What the task asks: Write out each of the items below again, replacing "bounding boxes" with "enclosing rectangles" and keeping every other word unchanged.

Items from a collection
+++

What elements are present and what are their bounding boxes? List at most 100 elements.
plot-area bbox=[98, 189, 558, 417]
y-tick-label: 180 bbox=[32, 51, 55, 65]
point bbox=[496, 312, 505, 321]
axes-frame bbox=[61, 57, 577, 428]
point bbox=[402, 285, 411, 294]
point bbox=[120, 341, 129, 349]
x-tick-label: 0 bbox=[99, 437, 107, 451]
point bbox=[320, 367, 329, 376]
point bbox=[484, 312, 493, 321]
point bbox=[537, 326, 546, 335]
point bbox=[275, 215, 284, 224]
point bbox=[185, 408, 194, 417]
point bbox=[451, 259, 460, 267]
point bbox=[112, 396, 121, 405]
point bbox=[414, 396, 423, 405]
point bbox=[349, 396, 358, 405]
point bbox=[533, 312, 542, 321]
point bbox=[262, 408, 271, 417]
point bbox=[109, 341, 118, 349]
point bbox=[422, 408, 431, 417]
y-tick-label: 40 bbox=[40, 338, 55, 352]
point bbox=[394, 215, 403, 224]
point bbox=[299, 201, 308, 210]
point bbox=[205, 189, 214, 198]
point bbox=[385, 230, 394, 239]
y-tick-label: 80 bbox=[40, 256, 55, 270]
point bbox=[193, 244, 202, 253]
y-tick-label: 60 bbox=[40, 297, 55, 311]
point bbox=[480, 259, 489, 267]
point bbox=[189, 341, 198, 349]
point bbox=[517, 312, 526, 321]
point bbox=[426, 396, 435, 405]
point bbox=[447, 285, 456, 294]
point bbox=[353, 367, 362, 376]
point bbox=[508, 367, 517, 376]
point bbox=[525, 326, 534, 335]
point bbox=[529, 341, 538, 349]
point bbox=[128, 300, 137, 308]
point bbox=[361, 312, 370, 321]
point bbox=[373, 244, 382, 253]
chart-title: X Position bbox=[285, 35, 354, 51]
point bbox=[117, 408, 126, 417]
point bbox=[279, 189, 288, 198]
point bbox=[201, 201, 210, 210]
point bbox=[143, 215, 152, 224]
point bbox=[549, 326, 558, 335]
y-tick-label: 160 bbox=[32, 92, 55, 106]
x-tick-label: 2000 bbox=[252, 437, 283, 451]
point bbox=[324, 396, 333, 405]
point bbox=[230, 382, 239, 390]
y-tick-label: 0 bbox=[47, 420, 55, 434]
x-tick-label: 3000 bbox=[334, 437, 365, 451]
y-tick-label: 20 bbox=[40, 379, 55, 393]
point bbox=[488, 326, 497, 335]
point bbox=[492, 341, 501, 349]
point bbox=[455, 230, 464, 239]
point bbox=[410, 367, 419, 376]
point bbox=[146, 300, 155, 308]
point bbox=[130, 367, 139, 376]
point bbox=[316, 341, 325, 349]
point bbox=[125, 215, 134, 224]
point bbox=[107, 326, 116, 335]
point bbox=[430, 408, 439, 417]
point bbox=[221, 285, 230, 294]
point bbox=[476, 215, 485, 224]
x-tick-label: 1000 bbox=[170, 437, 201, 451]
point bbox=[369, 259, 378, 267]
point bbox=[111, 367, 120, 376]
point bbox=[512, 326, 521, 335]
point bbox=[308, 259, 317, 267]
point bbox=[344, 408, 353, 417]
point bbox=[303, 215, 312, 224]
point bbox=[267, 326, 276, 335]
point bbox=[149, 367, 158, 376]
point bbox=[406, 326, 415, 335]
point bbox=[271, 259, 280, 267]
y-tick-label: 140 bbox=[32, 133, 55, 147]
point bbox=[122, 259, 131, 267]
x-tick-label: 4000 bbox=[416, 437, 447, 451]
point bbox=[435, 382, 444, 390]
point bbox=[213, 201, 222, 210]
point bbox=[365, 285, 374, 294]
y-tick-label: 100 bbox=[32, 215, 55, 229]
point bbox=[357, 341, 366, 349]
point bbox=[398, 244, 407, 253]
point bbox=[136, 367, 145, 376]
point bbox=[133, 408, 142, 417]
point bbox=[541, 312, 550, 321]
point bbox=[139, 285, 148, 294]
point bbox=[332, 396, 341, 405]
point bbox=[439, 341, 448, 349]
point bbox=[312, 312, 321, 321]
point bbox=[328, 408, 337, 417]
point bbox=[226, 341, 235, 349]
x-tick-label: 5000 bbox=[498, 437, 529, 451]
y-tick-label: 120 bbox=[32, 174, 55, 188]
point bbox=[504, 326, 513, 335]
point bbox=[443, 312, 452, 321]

+++

Response:
What elements are present and what are their enclosing rectangles? List at most 100 elements.
plot-area bbox=[98, 189, 558, 417]
y-tick-label: 180 bbox=[32, 51, 55, 65]
point bbox=[496, 312, 505, 321]
axes-frame bbox=[61, 57, 577, 428]
point bbox=[402, 285, 411, 294]
point bbox=[120, 341, 129, 349]
x-tick-label: 0 bbox=[99, 437, 107, 451]
point bbox=[320, 367, 329, 376]
point bbox=[484, 312, 493, 321]
point bbox=[537, 326, 546, 335]
point bbox=[275, 215, 284, 224]
point bbox=[185, 408, 194, 417]
point bbox=[451, 259, 460, 267]
point bbox=[112, 396, 121, 405]
point bbox=[414, 396, 423, 405]
point bbox=[349, 396, 358, 405]
point bbox=[533, 312, 542, 321]
point bbox=[262, 408, 271, 417]
point bbox=[109, 341, 118, 349]
point bbox=[422, 408, 431, 417]
y-tick-label: 40 bbox=[40, 338, 55, 352]
point bbox=[394, 215, 403, 224]
point bbox=[299, 201, 308, 210]
point bbox=[205, 189, 214, 198]
point bbox=[385, 230, 394, 239]
y-tick-label: 80 bbox=[40, 256, 55, 270]
point bbox=[193, 244, 202, 253]
y-tick-label: 60 bbox=[40, 297, 55, 311]
point bbox=[480, 259, 489, 267]
point bbox=[189, 341, 198, 349]
point bbox=[517, 312, 526, 321]
point bbox=[426, 396, 435, 405]
point bbox=[447, 285, 456, 294]
point bbox=[353, 367, 362, 376]
point bbox=[508, 367, 517, 376]
point bbox=[525, 326, 534, 335]
point bbox=[529, 341, 538, 349]
point bbox=[128, 300, 137, 308]
point bbox=[361, 312, 370, 321]
point bbox=[373, 244, 382, 253]
chart-title: X Position bbox=[285, 35, 354, 51]
point bbox=[117, 408, 126, 417]
point bbox=[279, 189, 288, 198]
point bbox=[201, 201, 210, 210]
point bbox=[143, 215, 152, 224]
point bbox=[549, 326, 558, 335]
y-tick-label: 160 bbox=[32, 92, 55, 106]
x-tick-label: 2000 bbox=[252, 437, 283, 451]
point bbox=[324, 396, 333, 405]
point bbox=[230, 382, 239, 390]
y-tick-label: 0 bbox=[47, 420, 55, 434]
x-tick-label: 3000 bbox=[334, 437, 365, 451]
y-tick-label: 20 bbox=[40, 379, 55, 393]
point bbox=[488, 326, 497, 335]
point bbox=[492, 341, 501, 349]
point bbox=[455, 230, 464, 239]
point bbox=[410, 367, 419, 376]
point bbox=[146, 300, 155, 308]
point bbox=[130, 367, 139, 376]
point bbox=[316, 341, 325, 349]
point bbox=[125, 215, 134, 224]
point bbox=[107, 326, 116, 335]
point bbox=[430, 408, 439, 417]
point bbox=[221, 285, 230, 294]
point bbox=[476, 215, 485, 224]
x-tick-label: 1000 bbox=[170, 437, 201, 451]
point bbox=[369, 259, 378, 267]
point bbox=[111, 367, 120, 376]
point bbox=[512, 326, 521, 335]
point bbox=[308, 259, 317, 267]
point bbox=[344, 408, 353, 417]
point bbox=[303, 215, 312, 224]
point bbox=[267, 326, 276, 335]
point bbox=[149, 367, 158, 376]
point bbox=[406, 326, 415, 335]
point bbox=[271, 259, 280, 267]
y-tick-label: 140 bbox=[32, 133, 55, 147]
point bbox=[122, 259, 131, 267]
x-tick-label: 4000 bbox=[416, 437, 447, 451]
point bbox=[435, 382, 444, 390]
point bbox=[213, 201, 222, 210]
point bbox=[365, 285, 374, 294]
y-tick-label: 100 bbox=[32, 215, 55, 229]
point bbox=[357, 341, 366, 349]
point bbox=[398, 244, 407, 253]
point bbox=[136, 367, 145, 376]
point bbox=[133, 408, 142, 417]
point bbox=[541, 312, 550, 321]
point bbox=[139, 285, 148, 294]
point bbox=[332, 396, 341, 405]
point bbox=[439, 341, 448, 349]
point bbox=[312, 312, 321, 321]
point bbox=[328, 408, 337, 417]
point bbox=[226, 341, 235, 349]
x-tick-label: 5000 bbox=[498, 437, 529, 451]
y-tick-label: 120 bbox=[32, 174, 55, 188]
point bbox=[504, 326, 513, 335]
point bbox=[443, 312, 452, 321]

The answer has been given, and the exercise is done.